**EXTRAIT CHOISI**
Rōkansai (1890 - 1958)

Iizuka Rōkansai (1890-1958), a exercé son art dans la première et la seconde moitié du 19ème siècle. Pionnier dans l’art moderne du panier en bambou, il a progressivement réinvité l’art du panier en créant des formes nouvelles.

Sixième fils du grand Iizuka Hōsai (1851-1916), le jeune Yanosuke, qui prendrait plus tard le nom de Rōkansai, voulait être peintre. Au lieu de débuter dans l’atelier familial, il étudie quelques années la peinture chinoise, la poésie et la calligraphie et se fit de nombreuses relations dans le monde des arts. Lorsque finalement il décide de perpétuer savoir-faire familial, il ne prend pas le nom de son prédécesseur comme le veut l’usage : signe qu’il s’affranchit de la tradition. Cette personnalité d’artiste, indépendant et confiant dans son talent, donne à son oeuvre une originalité toute particulière.

**ÉNONCÉ**
D'après l'extrait sur Rōkansai, quelles disciplines étudie-t-il quelques années au lieu de débuter dans l'atelier familial ? Citez-les toutes.

**ENREGISTREMENTS**
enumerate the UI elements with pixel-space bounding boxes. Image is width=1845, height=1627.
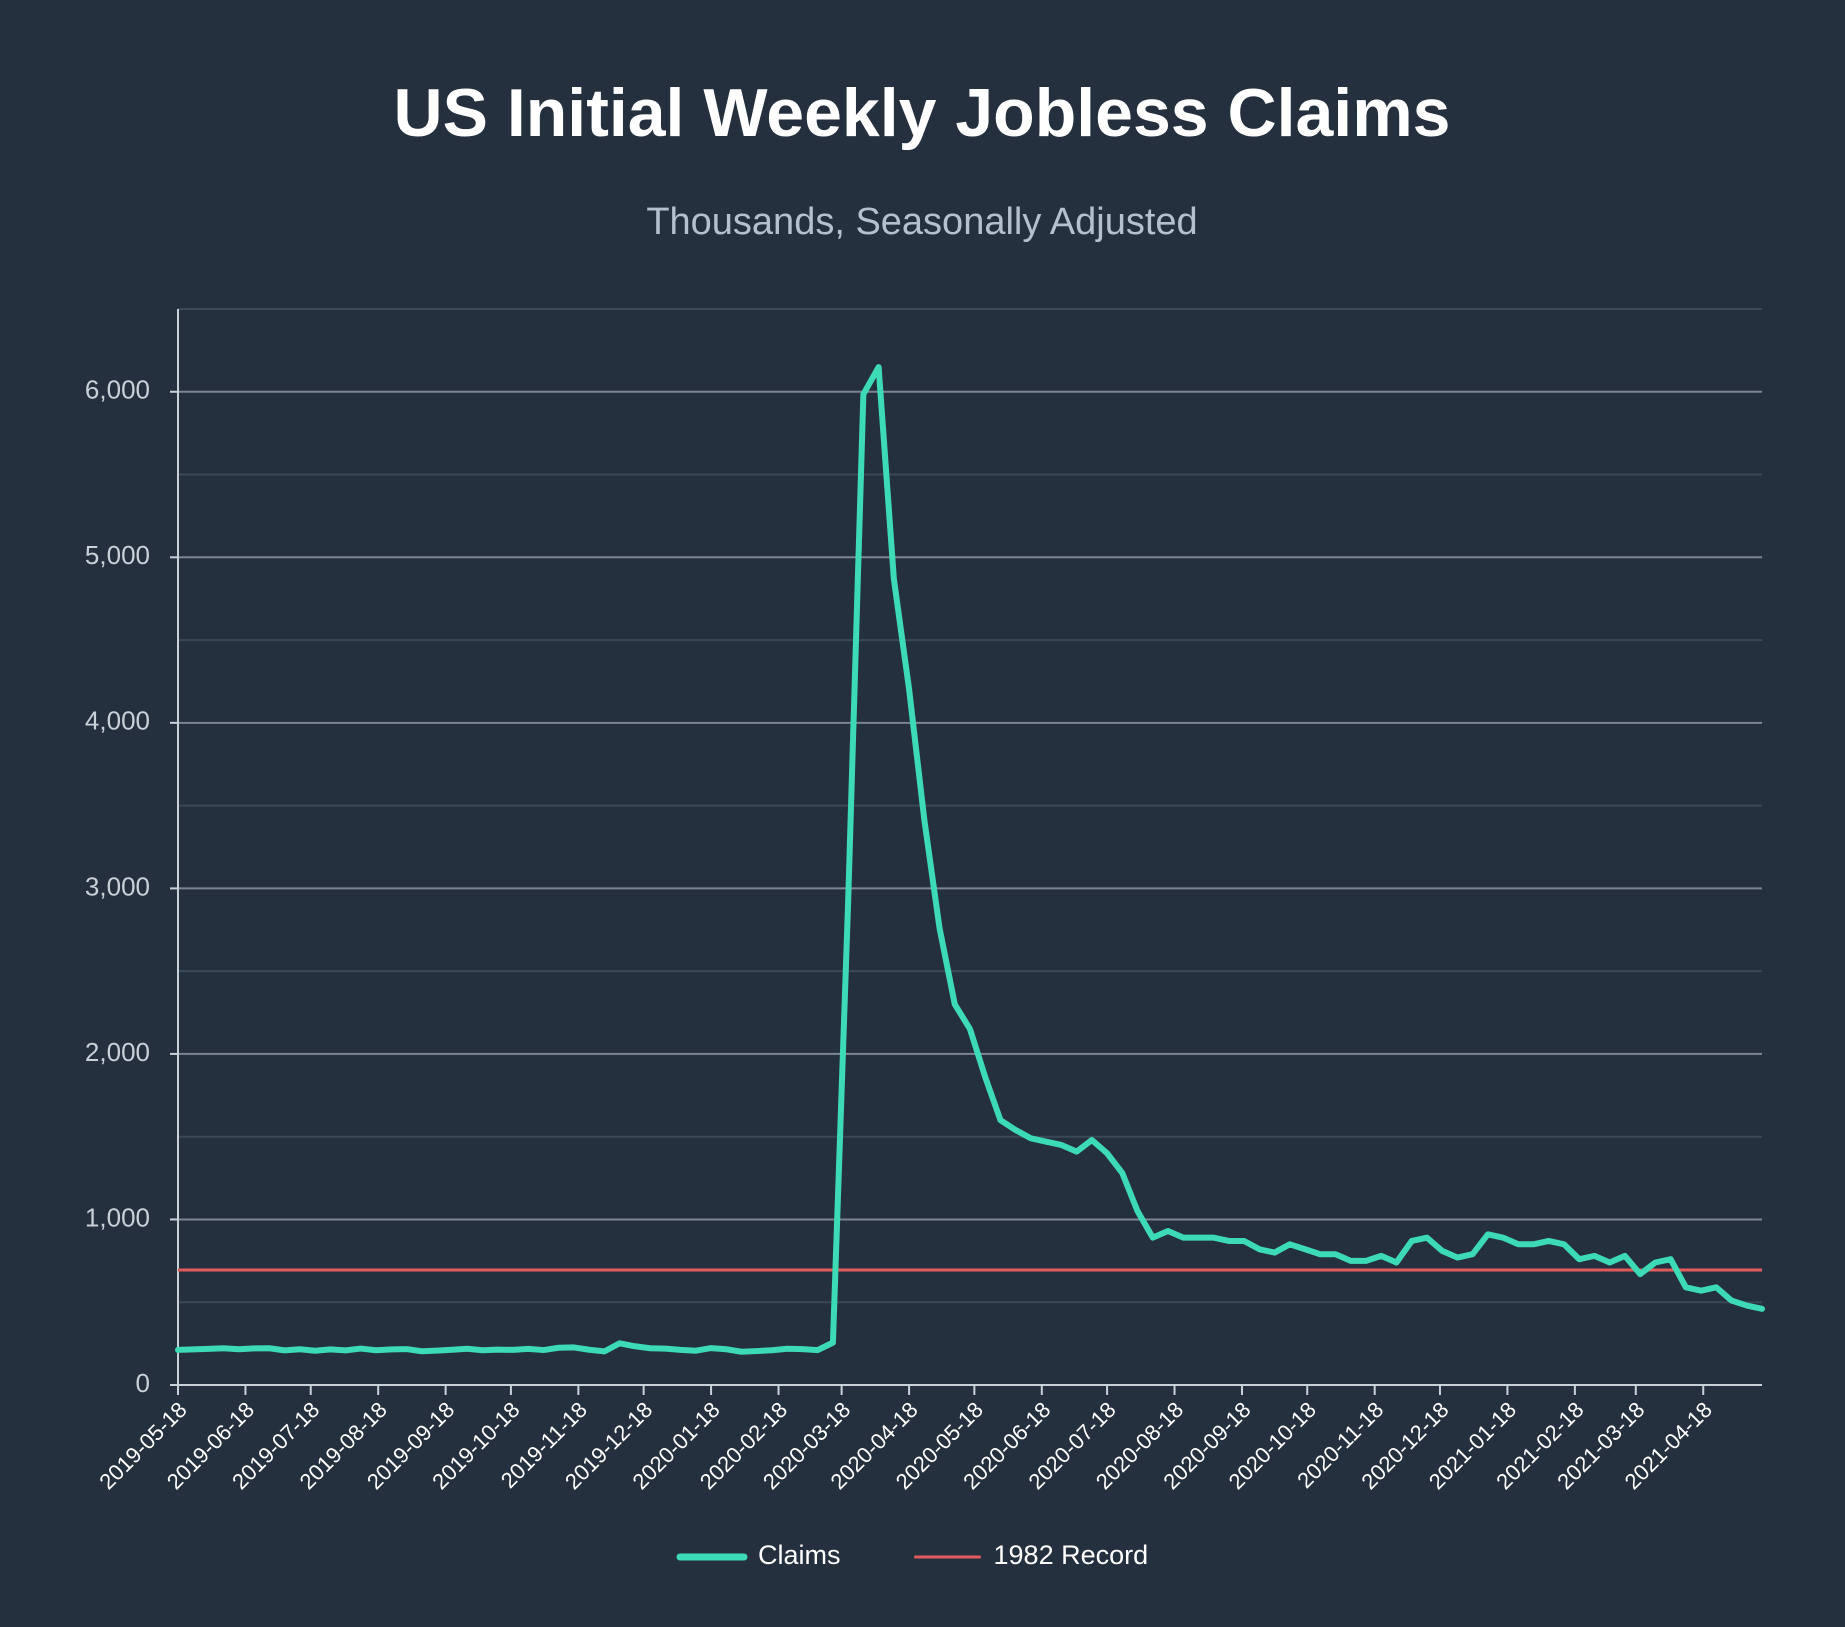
y-tick-label: 6,000 (85, 375, 150, 405)
y-tick-label: 4,000 (85, 706, 150, 736)
y-tick-label: 5,000 (85, 540, 150, 570)
y-tick-label: 0 (136, 1368, 150, 1398)
legend-label: 1982 Record (994, 1540, 1149, 1570)
y-tick-label: 1,000 (85, 1202, 150, 1232)
legend-label: Claims (758, 1540, 841, 1570)
y-tick-label: 3,000 (85, 871, 150, 901)
y-tick-label: 2,000 (85, 1037, 150, 1067)
chart-title: US Initial Weekly Jobless Claims (394, 75, 1451, 151)
data-line (175, 364, 1765, 1355)
chart-subtitle: Thousands, Seasonally Adjusted (646, 201, 1197, 243)
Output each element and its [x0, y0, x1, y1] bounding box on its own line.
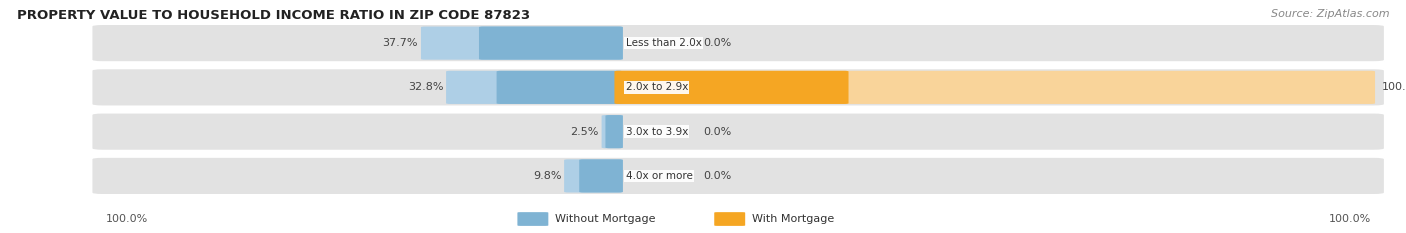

**CORRIGÉ**
- la peinture chinoise
- la poésie
- la calligraphie